**Extract to read**
________________________
Night Thoughts

Dawn, looking East from oury house in Jubilee Rd High Wycombe (near the Mosque)

I’m stuck. I don’t just mean stuck in some detailed area of life, as if performing some tricky or critical task and suddenly realizing I need three hands. That would be exciting enough.

I mean globally stuck: my “I” suddenly immobilized whilst grappling with the entire universe. It’s one of those situations where we say “damned if you do and damned if you don’t”, as when being slowly sucked into quicksand, where all attempts to try and get out only suck you in faster; yet keeping still doesn’t stop you from sinking down slowly. You need three hands, preferably four, but the extra hands must belong to somebody else anchored in a solid place, stretching them out to you, within reach of your grasp.

There’s no panic, only adventure. The quicksands will get me, for they are sands of time running out—that’s mortality for you. But there’s still something to do; and I don’t expect to remain stuck much longer.

All this stems from reading The Zen Doctrine of No-Mind, by D. T. Suzuki (d. 1966), whose book is inspired by the teachings of Hui-Neng (d. 713) Till I read it, I was content to spend my remaining days in quiet retirement. But now…

What is Zen? Here’s a very old definition, from another book*:

A special teaching without scriptures, beyond words and letters, pointing to the mind-essence of man, seeing directly into one’s own nature, attaining enlightenment.

It’s been weeks since my last. I feel silenced by this stuff. I wrote in a recent post (“Presence…”) that “I’d spent a few minutes in a wilderness early on that damp morning, a nature reserve on a hillside behind some factories, and noticed how it instantly swept my head clean.”

Merely being outdoors always tends to sweep my head clean, but today the ice and snow penetrate to my bones. There must be an indoor way of “seeing directly into one’s own nature”. And of course there is, but I’m usually too restless to see it.

Later, at 4am: I lie thinking about “the mind-essence of man, seeing directly into one’s own nature”. They also call it Buddha-nature. The early Zen masters stressed the importance of meditation to uncover it, as in this gāthā of Shen-Hsiu:

This body is the Bodhi-tree.
The mind is like a mirror bright;
Take heed to keep it always clean
And let not dust collect upon it.

To which Hui-Neng responded:

There is no Bodhi-tree.
Nor stand of mirror bright;
Since all is void,
Where can the dust alight?

I know, it doesn’t compute. Our modern minds can’t squeeze insight from “all is void”. To us, all is noise: everyone telling us what to think. We even tell ourselves what to think, delivering ourselves pagan sermons daily to paper over the void with meaning, any meaning; which leaves us unable to discover the meaning of void.
________________________
[Records]
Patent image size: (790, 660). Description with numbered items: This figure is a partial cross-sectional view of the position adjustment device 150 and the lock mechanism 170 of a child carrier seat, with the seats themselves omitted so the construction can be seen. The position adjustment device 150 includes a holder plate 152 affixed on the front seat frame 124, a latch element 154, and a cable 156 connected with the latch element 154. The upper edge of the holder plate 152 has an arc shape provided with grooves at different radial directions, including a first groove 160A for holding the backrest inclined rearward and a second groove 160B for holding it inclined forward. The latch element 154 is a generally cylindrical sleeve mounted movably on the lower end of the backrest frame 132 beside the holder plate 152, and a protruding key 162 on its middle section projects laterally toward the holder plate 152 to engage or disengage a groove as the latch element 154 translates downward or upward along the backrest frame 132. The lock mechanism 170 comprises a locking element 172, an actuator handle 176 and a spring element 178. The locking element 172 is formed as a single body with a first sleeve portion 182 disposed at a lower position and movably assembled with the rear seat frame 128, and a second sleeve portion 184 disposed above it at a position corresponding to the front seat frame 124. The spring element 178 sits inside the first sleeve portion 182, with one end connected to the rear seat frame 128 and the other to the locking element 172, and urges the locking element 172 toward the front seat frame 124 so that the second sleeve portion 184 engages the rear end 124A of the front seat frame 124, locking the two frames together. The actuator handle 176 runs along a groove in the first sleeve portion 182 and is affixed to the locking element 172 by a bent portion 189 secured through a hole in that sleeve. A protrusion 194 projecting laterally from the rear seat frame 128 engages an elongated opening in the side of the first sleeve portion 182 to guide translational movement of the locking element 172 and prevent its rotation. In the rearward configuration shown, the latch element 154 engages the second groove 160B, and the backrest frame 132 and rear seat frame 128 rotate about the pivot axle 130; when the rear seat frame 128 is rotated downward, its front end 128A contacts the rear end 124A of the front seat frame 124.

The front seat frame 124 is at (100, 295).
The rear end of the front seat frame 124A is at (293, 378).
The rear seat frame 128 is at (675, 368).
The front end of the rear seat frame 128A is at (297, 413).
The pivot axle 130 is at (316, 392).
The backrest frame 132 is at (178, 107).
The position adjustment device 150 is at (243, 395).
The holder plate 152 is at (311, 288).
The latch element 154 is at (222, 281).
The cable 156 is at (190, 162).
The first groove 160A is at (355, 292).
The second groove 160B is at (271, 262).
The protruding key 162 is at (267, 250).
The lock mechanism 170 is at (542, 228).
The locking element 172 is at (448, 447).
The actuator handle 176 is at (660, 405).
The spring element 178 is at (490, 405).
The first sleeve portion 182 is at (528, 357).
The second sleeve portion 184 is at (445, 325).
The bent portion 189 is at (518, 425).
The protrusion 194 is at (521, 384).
________________________
**Direction**
Reproduce word for word the passage of the essay on Zen that opens with the words containing "The mind is" and closes with "meaning of void.".

**Written solution**
The mind is like a mirror bright;
Take heed to keep it always clean
And let not dust collect upon it.

To which Hui-Neng responded:

There is no Bodhi-tree.
Nor stand of mirror bright;
Since all is void,
Where can the dust alight?

I know, it doesn’t compute. Our modern minds can’t squeeze insight from “all is void”. To us, all is noise: everyone telling us what to think. We even tell ourselves what to think, delivering ourselves pagan sermons daily to paper over the void with meaning, any meaning; which leaves us unable to discover the meaning of void.